=== Input ===

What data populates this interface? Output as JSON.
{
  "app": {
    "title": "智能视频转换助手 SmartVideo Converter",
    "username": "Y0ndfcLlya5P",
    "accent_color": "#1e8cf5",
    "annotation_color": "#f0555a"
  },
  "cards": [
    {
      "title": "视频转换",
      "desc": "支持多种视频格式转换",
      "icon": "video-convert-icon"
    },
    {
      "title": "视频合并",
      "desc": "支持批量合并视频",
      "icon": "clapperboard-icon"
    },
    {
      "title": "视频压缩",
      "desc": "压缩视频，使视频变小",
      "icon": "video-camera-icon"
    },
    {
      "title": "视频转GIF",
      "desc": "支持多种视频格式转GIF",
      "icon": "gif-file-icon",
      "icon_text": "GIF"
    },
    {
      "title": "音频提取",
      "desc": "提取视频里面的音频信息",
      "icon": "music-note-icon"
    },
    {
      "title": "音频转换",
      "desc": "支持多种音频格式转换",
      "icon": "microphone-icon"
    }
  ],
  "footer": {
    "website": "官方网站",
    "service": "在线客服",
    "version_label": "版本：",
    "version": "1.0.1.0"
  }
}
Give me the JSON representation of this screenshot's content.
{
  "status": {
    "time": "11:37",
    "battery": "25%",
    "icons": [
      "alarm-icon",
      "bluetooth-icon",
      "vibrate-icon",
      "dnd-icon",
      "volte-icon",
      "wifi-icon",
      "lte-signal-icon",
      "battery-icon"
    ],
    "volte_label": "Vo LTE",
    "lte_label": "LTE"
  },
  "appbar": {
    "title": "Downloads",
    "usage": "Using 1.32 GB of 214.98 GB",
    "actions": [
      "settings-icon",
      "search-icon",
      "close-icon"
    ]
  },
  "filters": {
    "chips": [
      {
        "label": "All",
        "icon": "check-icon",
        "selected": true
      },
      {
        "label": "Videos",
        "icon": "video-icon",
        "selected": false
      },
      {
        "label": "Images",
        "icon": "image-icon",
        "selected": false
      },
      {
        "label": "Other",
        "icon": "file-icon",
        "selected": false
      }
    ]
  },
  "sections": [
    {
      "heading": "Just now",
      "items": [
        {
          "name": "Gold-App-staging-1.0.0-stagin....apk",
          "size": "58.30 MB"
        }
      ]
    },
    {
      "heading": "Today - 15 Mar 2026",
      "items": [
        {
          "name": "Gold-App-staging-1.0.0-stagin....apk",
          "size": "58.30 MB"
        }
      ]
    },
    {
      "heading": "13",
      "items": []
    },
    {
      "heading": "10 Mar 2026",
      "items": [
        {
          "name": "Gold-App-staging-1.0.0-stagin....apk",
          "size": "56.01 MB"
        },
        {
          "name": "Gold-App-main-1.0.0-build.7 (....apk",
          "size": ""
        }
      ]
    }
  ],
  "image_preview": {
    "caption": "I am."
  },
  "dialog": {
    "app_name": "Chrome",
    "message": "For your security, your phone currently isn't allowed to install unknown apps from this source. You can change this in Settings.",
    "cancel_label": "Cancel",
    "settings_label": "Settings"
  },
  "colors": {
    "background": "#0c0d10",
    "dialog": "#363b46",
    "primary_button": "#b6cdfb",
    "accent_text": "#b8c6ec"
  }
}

===

Stated task :: Every entry in the listing must be retyped exactly.

Exercise output ::
What data populates this interface? Output as JSON.
{
  "app": {
    "title": "智能视频转换助手 SmartVideo Converter",
    "username": "Y0ndfcLlya5P",
    "accent_color": "#1e8cf5",
    "annotation_color": "#f0555a"
  },
  "cards": [
    {
      "title": "视频转换",
      "desc": "支持多种视频格式转换",
      "icon": "video-convert-icon"
    },
    {
      "title": "视频合并",
      "desc": "支持批量合并视频",
      "icon": "clapperboard-icon"
    },
    {
      "title": "视频压缩",
      "desc": "压缩视频，使视频变小",
      "icon": "video-camera-icon"
    },
    {
      "title": "视频转GIF",
      "desc": "支持多种视频格式转GIF",
      "icon": "gif-file-icon",
      "icon_text": "GIF"
    },
    {
      "title": "音频提取",
      "desc": "提取视频里面的音频信息",
      "icon": "music-note-icon"
    },
    {
      "title": "音频转换",
      "desc": "支持多种音频格式转换",
      "icon": "microphone-icon"
    }
  ],
  "footer": {
    "website": "官方网站",
    "service": "在线客服",
    "version_label": "版本：",
    "version": "1.0.1.0"
  }
}
Give me the JSON representation of this screenshot's content.
{
  "status": {
    "time": "11:37",
    "battery": "25%",
    "icons": [
      "alarm-icon",
      "bluetooth-icon",
      "vibrate-icon",
      "dnd-icon",
      "volte-icon",
      "wifi-icon",
      "lte-signal-icon",
      "battery-icon"
    ],
    "volte_label": "Vo LTE",
    "lte_label": "LTE"
  },
  "appbar": {
    "title": "Downloads",
    "usage": "Using 1.32 GB of 214.98 GB",
    "actions": [
      "settings-icon",
      "search-icon",
      "close-icon"
    ]
  },
  "filters": {
    "chips": [
      {
        "label": "All",
        "icon": "check-icon",
        "selected": true
      },
      {
        "label": "Videos",
        "icon": "video-icon",
        "selected": false
      },
      {
        "label": "Images",
        "icon": "image-icon",
        "selected": false
      },
      {
        "label": "Other",
        "icon": "file-icon",
        "selected": false
      }
    ]
  },
  "sections": [
    {
      "heading": "Just now",
      "items": [
        {
          "name": "Gold-App-staging-1.0.0-stagin....apk",
          "size": "58.30 MB"
        }
      ]
    },
    {
      "heading": "Today - 15 Mar 2026",
      "items": [
        {
          "name": "Gold-App-staging-1.0.0-stagin....apk",
          "size": "58.30 MB"
        }
      ]
    },
    {
      "heading": "13",
      "items": []
    },
    {
      "heading": "10 Mar 2026",
      "items": [
        {
          "name": "Gold-App-staging-1.0.0-stagin....apk",
          "size": "56.01 MB"
        },
        {
          "name": "Gold-App-main-1.0.0-build.7 (....apk",
          "size": ""
        }
      ]
    }
  ],
  "image_preview": {
    "caption": "I am."
  },
  "dialog": {
    "app_name": "Chrome",
    "message": "For your security, your phone currently isn't allowed to install unknown apps from this source. You can change this in Settings.",
    "cancel_label": "Cancel",
    "settings_label": "Settings"
  },
  "colors": {
    "background": "#0c0d10",
    "dialog": "#363b46",
    "primary_button": "#b6cdfb",
    "accent_text": "#b8c6ec"
  }
}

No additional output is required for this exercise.